> [TASKS]
[1] From the passage on leaving survival mode, list each thing the writer's parents did during the fight last May.
[2] In the passage on leaving survival mode, what did the mother on the TV show tell her son-in-law?
[3] Pick up the passage on leaving survival mode and write what comes next after its final sentence.

> [EXCERPTED PASSAGE]
★ ★ ★

I think this means that the brain wants to be completely, 110% sure that the abusers are gone before it can relax.  Survival mode is all about protecting you, so it makes sense the brain would want to be absolutely certain all danger is gone before it exits survival mode.

 

I’ve also learned that once survival mode is gone, emotions come out.  Naturally when you’re in survival mode, your emotions get put on the back burner because you’re focused only on surviving.  Once the danger is gone, emotions come to the surface, including ones that have been suppressed for a long time.  It can feel overwhelming especially when you haven’t dealt with them for a very long time.  However, I firmly believe it’s necessary to deal with them.

 

Without the burden of focusing on survival, I feel like I’m noticing every little thing.  Unfortunately, part of that includes triggers.  They seem to happen constantly.  The other day, I saw a TV show where this lady’s son in-law cheated on her daughter.  Although the daughter forgave him & he promised to mend his ways, the mother still was very upset.  When she told her son in-law that there is no pain worse than watching your child suffer & you not being able to fix it, I flashed back to the fight I had with my parents last May.  My father changed the subject to really odd topics to deflect my yelling at him.  My mother sighed an obviously bored sigh as I cried & yelled at her until I gave up & told her if she had anything to say before I hang up, do it now.  Her chance to apologize turned into her whining about having vertigo (for the record, I have it too- yes, it sucks, but you’d think when your normally calm, rational daughter is that upset, that might just take priority..).  I realized that caring parent isn’t something I’ll ever have, & it hurt me enough to make me burst into tears, something I rarely do.

★ ★ ★

> [Box annotation data]
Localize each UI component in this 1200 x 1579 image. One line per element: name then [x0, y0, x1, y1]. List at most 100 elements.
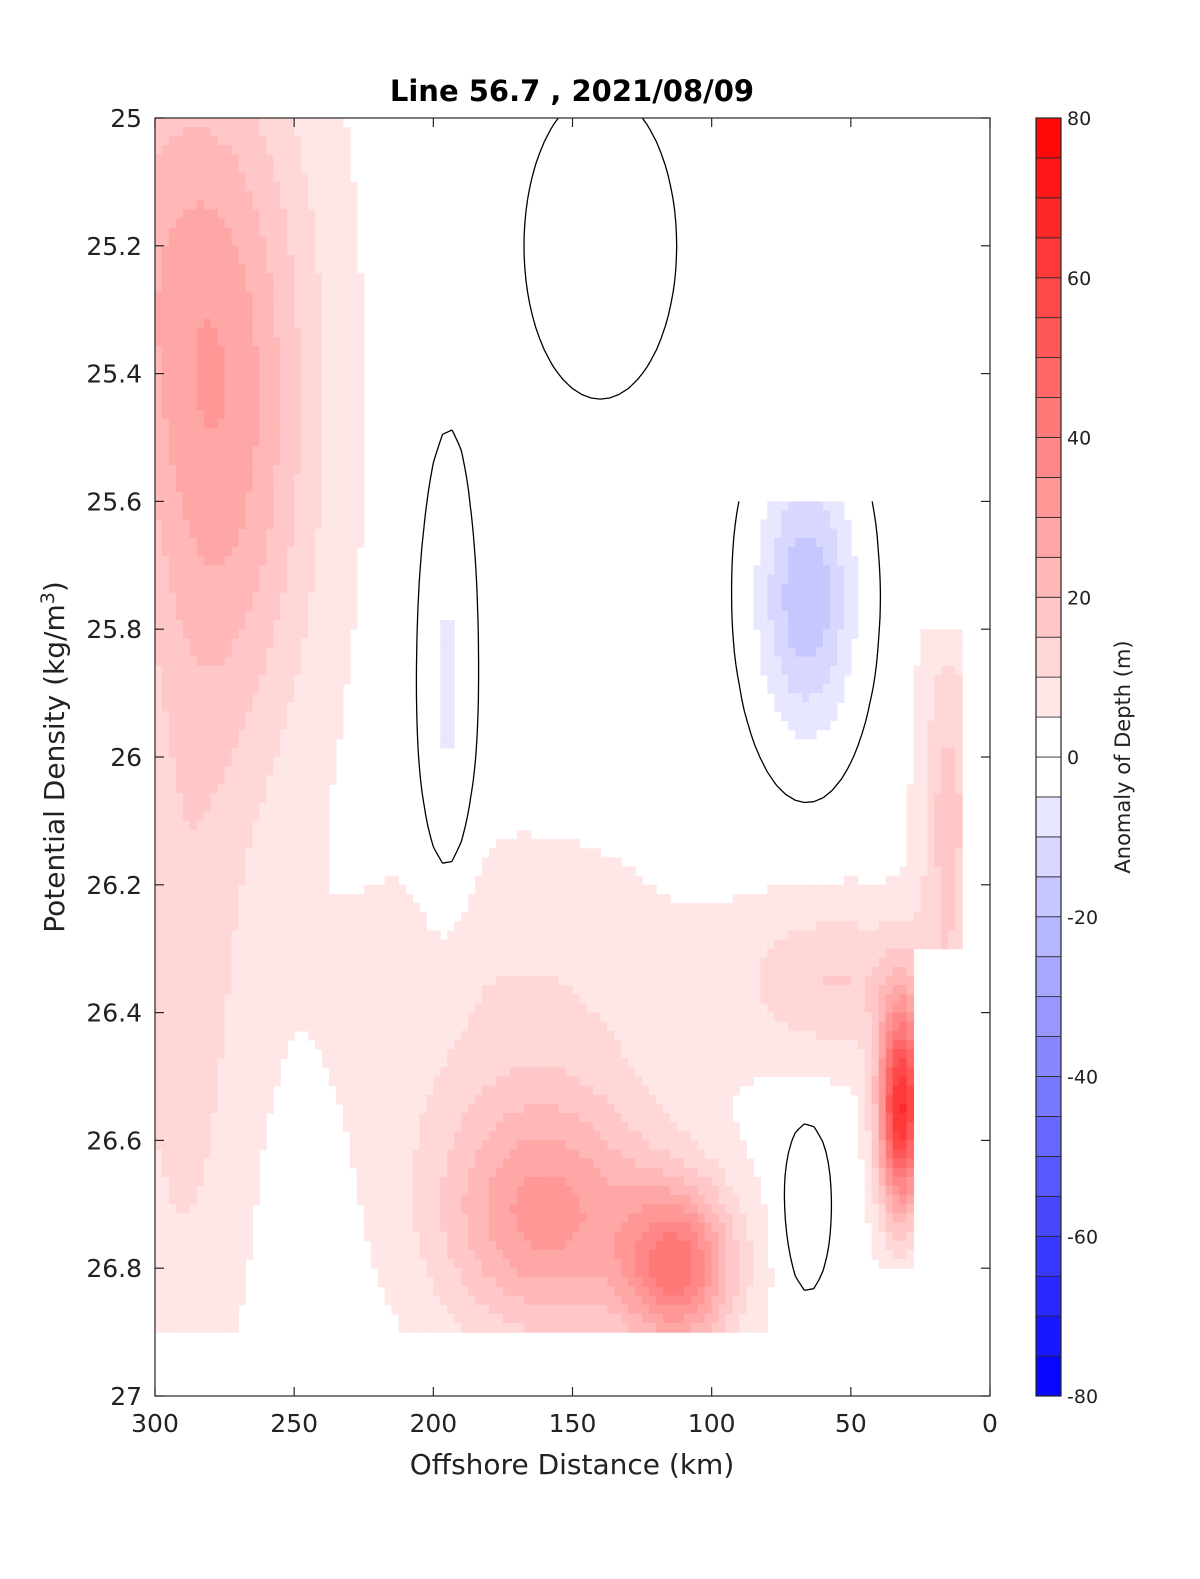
anomaly-cell	[475, 912, 483, 922]
anomaly-cell	[266, 400, 274, 411]
anomaly-cell	[252, 830, 260, 840]
anomaly-cell	[753, 620, 761, 630]
anomaly-cell	[941, 711, 949, 722]
anomaly-cell	[328, 510, 337, 521]
anomaly-cell	[161, 966, 170, 977]
anomaly-cell	[440, 711, 448, 722]
anomaly-cell	[217, 747, 226, 758]
anomaly-cell	[509, 930, 518, 941]
anomaly-cell	[718, 903, 727, 913]
anomaly-cell	[447, 729, 455, 740]
anomaly-cell	[175, 519, 184, 530]
anomaly-cell	[287, 574, 295, 585]
anomaly-cell	[301, 547, 309, 557]
anomaly-cell	[161, 802, 170, 813]
anomaly-cell	[718, 930, 727, 941]
anomaly-cell	[168, 136, 177, 146]
anomaly-cell	[767, 884, 775, 895]
anomaly-cell	[238, 318, 247, 329]
anomaly-cell	[447, 674, 455, 685]
anomaly-cell	[342, 528, 351, 539]
anomaly-cell	[356, 337, 365, 347]
anomaly-cell	[245, 1003, 254, 1014]
anomaly-cell	[252, 1049, 260, 1059]
anomaly-cell	[816, 592, 824, 603]
anomaly-cell	[175, 492, 184, 502]
anomaly-cell	[544, 957, 553, 968]
anomaly-cell	[871, 921, 880, 932]
anomaly-cell	[788, 501, 796, 512]
anomaly-cell	[356, 483, 365, 493]
anomaly-cell	[308, 145, 316, 156]
anomaly-cell	[829, 1003, 838, 1014]
anomaly-cell	[217, 145, 226, 156]
anomaly-cell	[349, 537, 358, 548]
anomaly-cell	[224, 766, 233, 776]
anomaly-cell	[829, 601, 838, 612]
anomaly-cell	[217, 976, 226, 986]
anomaly-cell	[934, 857, 942, 868]
anomaly-cell	[941, 848, 949, 859]
anomaly-cell	[502, 930, 511, 941]
anomaly-cell	[259, 519, 267, 530]
anomaly-cell	[217, 309, 226, 320]
anomaly-cell	[203, 656, 212, 667]
anomaly-cell	[168, 747, 177, 758]
anomaly-cell	[161, 1049, 170, 1059]
anomaly-cell	[273, 976, 281, 986]
anomaly-cell	[155, 875, 163, 886]
anomaly-cell	[203, 200, 212, 210]
anomaly-cell	[767, 1021, 775, 1032]
anomaly-cell	[259, 903, 267, 913]
anomaly-cell	[245, 665, 254, 676]
anomaly-cell	[231, 747, 240, 758]
anomaly-cell	[335, 893, 344, 904]
anomaly-cell	[217, 702, 226, 712]
anomaly-cell	[850, 620, 859, 630]
anomaly-cell	[816, 720, 824, 731]
anomaly-cell	[370, 1030, 379, 1041]
anomaly-cell	[523, 884, 532, 895]
anomaly-cell	[495, 866, 504, 877]
anomaly-cell	[189, 492, 198, 502]
anomaly-cell	[161, 729, 170, 740]
anomaly-cell	[315, 391, 323, 402]
anomaly-cell	[175, 181, 184, 192]
anomaly-cell	[182, 994, 191, 1005]
anomaly-cell	[217, 875, 226, 886]
anomaly-cell	[711, 1021, 720, 1032]
anomaly-cell	[189, 547, 198, 557]
anomaly-cell	[231, 656, 240, 667]
anomaly-cell	[864, 966, 873, 977]
anomaly-cell	[259, 1012, 267, 1023]
anomaly-cell	[231, 930, 240, 941]
anomaly-cell	[593, 848, 601, 859]
anomaly-cell	[412, 1030, 421, 1041]
anomaly-cell	[175, 273, 184, 283]
anomaly-cell	[621, 957, 629, 968]
anomaly-cell	[155, 683, 163, 694]
anomaly-cell	[823, 556, 831, 566]
anomaly-cell	[836, 930, 845, 941]
anomaly-cell	[308, 857, 316, 868]
anomaly-cell	[335, 948, 344, 959]
anomaly-cell	[843, 665, 852, 676]
anomaly-cell	[426, 930, 434, 941]
anomaly-cell	[266, 629, 274, 639]
anomaly-cell	[899, 921, 908, 932]
anomaly-cell	[328, 893, 337, 904]
anomaly-cell	[328, 1003, 337, 1014]
anomaly-cell	[760, 1012, 768, 1023]
anomaly-cell	[322, 318, 330, 329]
anomaly-cell	[419, 1012, 427, 1023]
anomaly-cell	[189, 264, 198, 274]
anomaly-cell	[210, 966, 219, 977]
anomaly-cell	[941, 820, 949, 831]
anomaly-cell	[927, 848, 935, 859]
anomaly-cell	[203, 528, 212, 539]
anomaly-cell	[252, 382, 260, 393]
anomaly-cell	[516, 1003, 525, 1014]
anomaly-cell	[600, 976, 608, 986]
anomaly-cell	[955, 738, 963, 749]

★ ★ ★

> [RESULTS FOR EACH TASK]
[1]
- The father changed the subject to really odd topics to deflect the writer's yelling.
- The mother sighed an obviously bored sigh while the writer cried and yelled.
- The mother used her chance to apologize to whine about having vertigo.

[2] She told him there is no pain worse than watching your child suffer and not being able to fix it.

[3]
 

In order to handle these experiences, I rely on God a LOT.  I tell Him how I feel & He reassures me, comforts me & explains what’s happening.  He also shows me things that help.  For example, I can be scrolling through Facebook when a meme or article that pertains to my situation pops up, & the information in it is very helpful to me.

 

I also write in my journal- seeing things written out is a good way to gain clarity.  Not sure why that is, but it’s true.  Seeing events written out as well as my feelings has helped me to see the situation clearer, instead of through the eyes of someone whose views are skewed hurt by narcissistic abuse.

 

Talking about things with a safe person is helpful too.  I’ve told my husband some of what’s been going on.  Sometimes, he gets angry or looks completely shocked by things I’ve shared about my parents.  That lets me know it’s not normal!  When you grow up with narcissists, abuse & bizarre is your normal.  Even as an adult, it can be hard to let go of that & embrace the healthy & good things.  Having someone you love & trust say that certain things were wrong or bizarre is helpful in letting go of those bad beliefs.

 

Dear Reader, if you too have been in survival mode for a long time, these things may happen with you too.  Or maybe they’re happening already.  If so, please rest assured that you are fine!  It may not feel that way but you are.  Ending survival mode is truly a good thing.  Your mind & body finally can relax, & you can deal with those long buried emotions.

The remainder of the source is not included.